● **EXERCISE REQUIREMENTS**: List each line in which the string "КРЫЛЬЯ" appears.

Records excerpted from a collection
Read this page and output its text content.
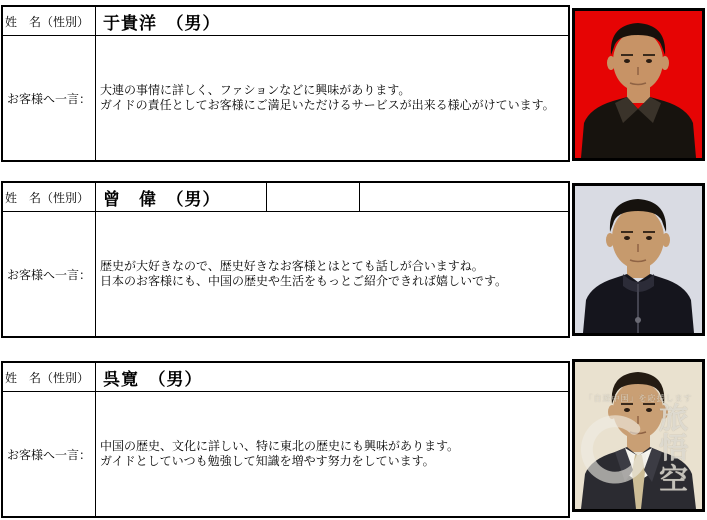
姓　名（性別） 于貴洋　（男）
お客様へ一言：
大連の事情に詳しく、ファションなどに興味があります。
ガイドの責任としてお客様にご満足いただけるサービスが出来る様心がけています。
姓　名（性別） 曾　偉　（男）
お客様へ一言：
歴史が大好きなので、歴史好きなお客様とはとても話しが合いますね。
日本のお客様にも、中国の歴史や生活をもっとご紹介できれば嬉しいです。
姓　名（性別） 呉寛　（男）
お客様へ一言：
中国の歴史、文化に詳しい、特に東北の歴史にも興味があります。
ガイドとしていつも勉強して知識を増やす努力をしています。
「自遊中国」を応援します
旅悟空
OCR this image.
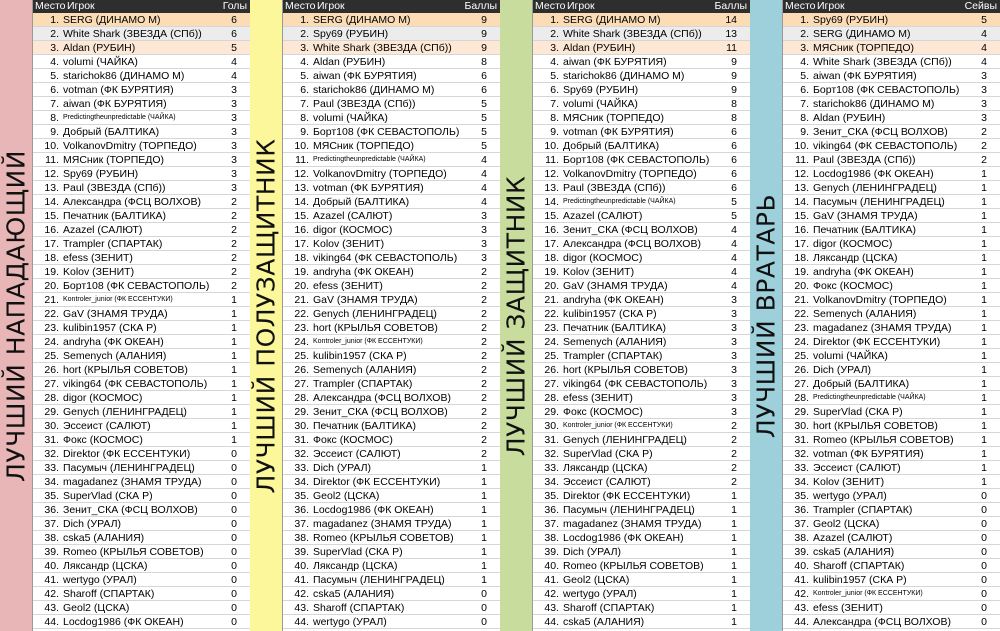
ЛУЧШИЙ НАПАДАЮЩИЙ
Место Игрок	Голы
1. SERG (ДИНАМО М)	6
2. White Shark (ЗВЕЗДА (СПб))	6
3. Aldan (РУБИН)	5
4. volumi (ЧАЙКА)	4
5. starichok86 (ДИНАМО М)	4
6. votman (ФК БУРЯТИЯ)	3
7. aiwan (ФК БУРЯТИЯ)	3
8. Predictingtheunpredictable (ЧАЙКА)	3
9. Добрый (БАЛТИКА)	3
10. VolkanovDmitry (ТОРПЕДО)	3
11. МЯСник (ТОРПЕДО)	3
12. Spy69 (РУБИН)	3
13. Paul (ЗВЕЗДА (СПб))	3
14. Александра (ФСЦ ВОЛХОВ)	2
15. Печатник (БАЛТИКА)	2
16. Azazel (САЛЮТ)	2
17. Trampler (СПАРТАК)	2
18. efess (ЗЕНИТ)	2
19. Kolov (ЗЕНИТ)	2
20. Борт108 (ФК СЕВАСТОПОЛЬ)	2
21. Kontroler_junior (ФК ЕССЕНТУКИ)	1
22. GaV (ЗНАМЯ ТРУДА)	1
23. kulibin1957 (СКА Р)	1
24. andryha (ФК ОКЕАН)	1
25. Semenych (АЛАНИЯ)	1
26. hort (КРЫЛЬЯ СОВЕТОВ)	1
27. viking64 (ФК СЕВАСТОПОЛЬ)	1
28. digor (КОСМОС)	1
29. Genych (ЛЕНИНГРАДЕЦ)	1
30. Эссеист (САЛЮТ)	1
31. Фокс (КОСМОС)	1
32. Direktor (ФК ЕССЕНТУКИ)	0
33. Пасумыч (ЛЕНИНГРАДЕЦ)	0
34. magadanez (ЗНАМЯ ТРУДА)	0
35. SuperVlad (СКА Р)	0
36. Зенит_СКА (ФСЦ ВОЛХОВ)	0
37. Dich (УРАЛ)	0
38. cska5 (АЛАНИЯ)	0
39. Romeo (КРЫЛЬЯ СОВЕТОВ)	0
40. Ляксандр (ЦСКА)	0
41. wertygo (УРАЛ)	0
42. Sharoff (СПАРТАК)	0
43. Geol2 (ЦСКА)	0
44. Locdog1986 (ФК ОКЕАН)	0
ЛУЧШИЙ ПОЛУЗАЩИТНИК
Место Игрок	Баллы
1. SERG (ДИНАМО М)	9
2. Spy69 (РУБИН)	9
3. White Shark (ЗВЕЗДА (СПб))	9
4. Aldan (РУБИН)	8
5. aiwan (ФК БУРЯТИЯ)	6
6. starichok86 (ДИНАМО М)	6
7. Paul (ЗВЕЗДА (СПб))	5
8. volumi (ЧАЙКА)	5
9. Борт108 (ФК СЕВАСТОПОЛЬ)	5
10. МЯСник (ТОРПЕДО)	5
11. Predictingtheunpredictable (ЧАЙКА)	4
12. VolkanovDmitry (ТОРПЕДО)	4
13. votman (ФК БУРЯТИЯ)	4
14. Добрый (БАЛТИКА)	4
15. Azazel (САЛЮТ)	3
16. digor (КОСМОС)	3
17. Kolov (ЗЕНИТ)	3
18. viking64 (ФК СЕВАСТОПОЛЬ)	3
19. andryha (ФК ОКЕАН)	2
20. efess (ЗЕНИТ)	2
21. GaV (ЗНАМЯ ТРУДА)	2
22. Genych (ЛЕНИНГРАДЕЦ)	2
23. hort (КРЫЛЬЯ СОВЕТОВ)	2
24. Kontroler_junior (ФК ЕССЕНТУКИ)	2
25. kulibin1957 (СКА Р)	2
26. Semenych (АЛАНИЯ)	2
27. Trampler (СПАРТАК)	2
28. Александра (ФСЦ ВОЛХОВ)	2
29. Зенит_СКА (ФСЦ ВОЛХОВ)	2
30. Печатник (БАЛТИКА)	2
31. Фокс (КОСМОС)	2
32. Эссеист (САЛЮТ)	2
33. Dich (УРАЛ)	1
34. Direktor (ФК ЕССЕНТУКИ)	1
35. Geol2 (ЦСКА)	1
36. Locdog1986 (ФК ОКЕАН)	1
37. magadanez (ЗНАМЯ ТРУДА)	1
38. Romeo (КРЫЛЬЯ СОВЕТОВ)	1
39. SuperVlad (СКА Р)	1
40. Ляксандр (ЦСКА)	1
41. Пасумыч (ЛЕНИНГРАДЕЦ)	1
42. cska5 (АЛАНИЯ)	0
43. Sharoff (СПАРТАК)	0
44. wertygo (УРАЛ)	0
ЛУЧШИЙ ЗАЩИТНИК
Место Игрок	Баллы
1. SERG (ДИНАМО М)	14
2. White Shark (ЗВЕЗДА (СПб))	13
3. Aldan (РУБИН)	11
4. aiwan (ФК БУРЯТИЯ)	9
5. starichok86 (ДИНАМО М)	9
6. Spy69 (РУБИН)	9
7. volumi (ЧАЙКА)	8
8. МЯСник (ТОРПЕДО)	8
9. votman (ФК БУРЯТИЯ)	6
10. Добрый (БАЛТИКА)	6
11. Борт108 (ФК СЕВАСТОПОЛЬ)	6
12. VolkanovDmitry (ТОРПЕДО)	6
13. Paul (ЗВЕЗДА (СПб))	6
14. Predictingtheunpredictable (ЧАЙКА)	5
15. Azazel (САЛЮТ)	5
16. Зенит_СКА (ФСЦ ВОЛХОВ)	4
17. Александра (ФСЦ ВОЛХОВ)	4
18. digor (КОСМОС)	4
19. Kolov (ЗЕНИТ)	4
20. GaV (ЗНАМЯ ТРУДА)	4
21. andryha (ФК ОКЕАН)	3
22. kulibin1957 (СКА Р)	3
23. Печатник (БАЛТИКА)	3
24. Semenych (АЛАНИЯ)	3
25. Trampler (СПАРТАК)	3
26. hort (КРЫЛЬЯ СОВЕТОВ)	3
27. viking64 (ФК СЕВАСТОПОЛЬ)	3
28. efess (ЗЕНИТ)	3
29. Фокс (КОСМОС)	3
30. Kontroler_junior (ФК ЕССЕНТУКИ)	2
31. Genych (ЛЕНИНГРАДЕЦ)	2
32. SuperVlad (СКА Р)	2
33. Ляксандр (ЦСКА)	2
34. Эссеист (САЛЮТ)	2
35. Direktor (ФК ЕССЕНТУКИ)	1
36. Пасумыч (ЛЕНИНГРАДЕЦ)	1
37. magadanez (ЗНАМЯ ТРУДА)	1
38. Locdog1986 (ФК ОКЕАН)	1
39. Dich (УРАЛ)	1
40. Romeo (КРЫЛЬЯ СОВЕТОВ)	1
41. Geol2 (ЦСКА)	1
42. wertygo (УРАЛ)	1
43. Sharoff (СПАРТАК)	1
44. cska5 (АЛАНИЯ)	1
ЛУЧШИЙ ВРАТАРЬ
Место Игрок	Сейвы
1. Spy69 (РУБИН)	5
2. SERG (ДИНАМО М)	4
3. МЯСник (ТОРПЕДО)	4
4. White Shark (ЗВЕЗДА (СПб))	4
5. aiwan (ФК БУРЯТИЯ)	3
6. Борт108 (ФК СЕВАСТОПОЛЬ)	3
7. starichok86 (ДИНАМО М)	3
8. Aldan (РУБИН)	3
9. Зенит_СКА (ФСЦ ВОЛХОВ)	2
10. viking64 (ФК СЕВАСТОПОЛЬ)	2
11. Paul (ЗВЕЗДА (СПб))	2
12. Locdog1986 (ФК ОКЕАН)	1
13. Genych (ЛЕНИНГРАДЕЦ)	1
14. Пасумыч (ЛЕНИНГРАДЕЦ)	1
15. GaV (ЗНАМЯ ТРУДА)	1
16. Печатник (БАЛТИКА)	1
17. digor (КОСМОС)	1
18. Ляксандр (ЦСКА)	1
19. andryha (ФК ОКЕАН)	1
20. Фокс (КОСМОС)	1
21. VolkanovDmitry (ТОРПЕДО)	1
22. Semenych (АЛАНИЯ)	1
23. magadanez (ЗНАМЯ ТРУДА)	1
24. Direktor (ФК ЕССЕНТУКИ)	1
25. volumi (ЧАЙКА)	1
26. Dich (УРАЛ)	1
27. Добрый (БАЛТИКА)	1
28. Predictingtheunpredictable (ЧАЙКА)	1
29. SuperVlad (СКА Р)	1
30. hort (КРЫЛЬЯ СОВЕТОВ)	1
31. Romeo (КРЫЛЬЯ СОВЕТОВ)	1
32. votman (ФК БУРЯТИЯ)	1
33. Эссеист (САЛЮТ)	1
34. Kolov (ЗЕНИТ)	1
35. wertygo (УРАЛ)	0
36. Trampler (СПАРТАК)	0
37. Geol2 (ЦСКА)	0
38. Azazel (САЛЮТ)	0
39. cska5 (АЛАНИЯ)	0
40. Sharoff (СПАРТАК)	0
41. kulibin1957 (СКА Р)	0
42. Kontroler_junior (ФК ЕССЕНТУКИ)	0
43. efess (ЗЕНИТ)	0
44. Александра (ФСЦ ВОЛХОВ)	0
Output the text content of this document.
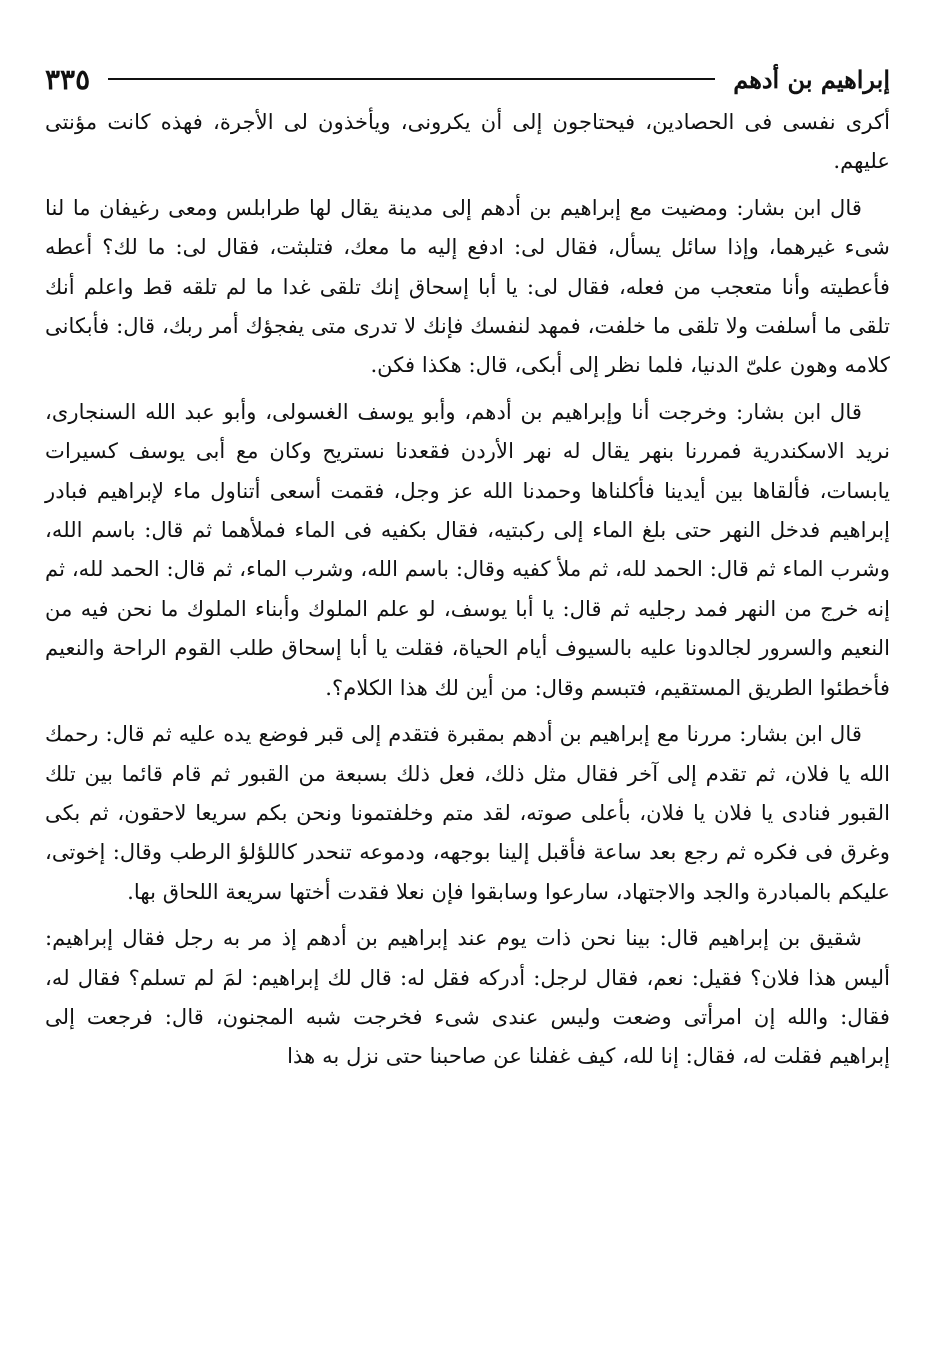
إبراهيم بن أدهم
٣٣٥

أكرى نفسى فى الحصادين، فيحتاجون إلى أن يكرونى، ويأخذون لى الأجرة، فهذه كانت مؤنتى عليهم.

قال ابن بشار: ومضيت مع إبراهيم بن أدهم إلى مدينة يقال لها طرابلس ومعى رغيفان ما لنا شىء غيرهما، وإذا سائل يسأل، فقال لى: ادفع إليه ما معك، فتلبثت، فقال لى: ما لك؟ أعطه فأعطيته وأنا متعجب من فعله، فقال لى: يا أبا إسحاق إنك تلقى غدا ما لم تلقه قط واعلم أنك تلقى ما أسلفت ولا تلقى ما خلفت، فمهد لنفسك فإنك لا تدرى متى يفجؤك أمر ربك، قال: فأبكانى كلامه وهون علىّ الدنيا، فلما نظر إلى أبكى، قال: هكذا فكن.

قال ابن بشار: وخرجت أنا وإبراهيم بن أدهم، وأبو يوسف الغسولى، وأبو عبد الله السنجارى، نريد الاسكندرية فمررنا بنهر يقال له نهر الأردن فقعدنا نستريح وكان مع أبى يوسف كسيرات يابسات، فألقاها بين أيدينا فأكلناها وحمدنا الله عز وجل، فقمت أسعى أتناول ماء لإبراهيم فبادر إبراهيم فدخل النهر حتى بلغ الماء إلى ركبتيه، فقال بكفيه فى الماء فملأهما ثم قال: باسم الله، وشرب الماء ثم قال: الحمد لله، ثم ملأ كفيه وقال: باسم الله، وشرب الماء، ثم قال: الحمد لله، ثم إنه خرج من النهر فمد رجليه ثم قال: يا أبا يوسف، لو علم الملوك وأبناء الملوك ما نحن فيه من النعيم والسرور لجالدونا عليه بالسيوف أيام الحياة، فقلت يا أبا إسحاق طلب القوم الراحة والنعيم فأخطئوا الطريق المستقيم، فتبسم وقال: من أين لك هذا الكلام؟.

قال ابن بشار: مررنا مع إبراهيم بن أدهم بمقبرة فتقدم إلى قبر فوضع يده عليه ثم قال: رحمك الله يا فلان، ثم تقدم إلى آخر فقال مثل ذلك، فعل ذلك بسبعة من القبور ثم قام قائما بين تلك القبور فنادى يا فلان يا فلان، بأعلى صوته، لقد متم وخلفتمونا ونحن بكم سريعا لاحقون، ثم بكى وغرق فى فكره ثم رجع بعد ساعة فأقبل إلينا بوجهه، ودموعه تنحدر كاللؤلؤ الرطب وقال: إخوتى، عليكم بالمبادرة والجد والاجتهاد، سارعوا وسابقوا فإن نعلا فقدت أختها سريعة اللحاق بها.

شقيق بن إبراهيم قال: بينا نحن ذات يوم عند إبراهيم بن أدهم إذ مر به رجل فقال إبراهيم: أليس هذا فلان؟ فقيل: نعم، فقال لرجل: أدركه فقل له: قال لك إبراهيم: لمَ لم تسلم؟ فقال له، فقال: والله إن امرأتى وضعت وليس عندى شىء فخرجت شبه المجنون، قال: فرجعت إلى إبراهيم فقلت له، فقال: إنا لله، كيف غفلنا عن صاحبنا حتى نزل به هذا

● **PROBLEM SOLUTION**:
26. hort (КРЫЛЬЯ СОВЕТОВ)	1
39. Romeo (КРЫЛЬЯ СОВЕТОВ)	0
23. hort (КРЫЛЬЯ СОВЕТОВ)	2
38. Romeo (КРЫЛЬЯ СОВЕТОВ)	1
26. hort (КРЫЛЬЯ СОВЕТОВ)	3
40. Romeo (КРЫЛЬЯ СОВЕТОВ)	1
30. hort (КРЫЛЬЯ СОВЕТОВ)	1
31. Romeo (КРЫЛЬЯ СОВЕТОВ)	1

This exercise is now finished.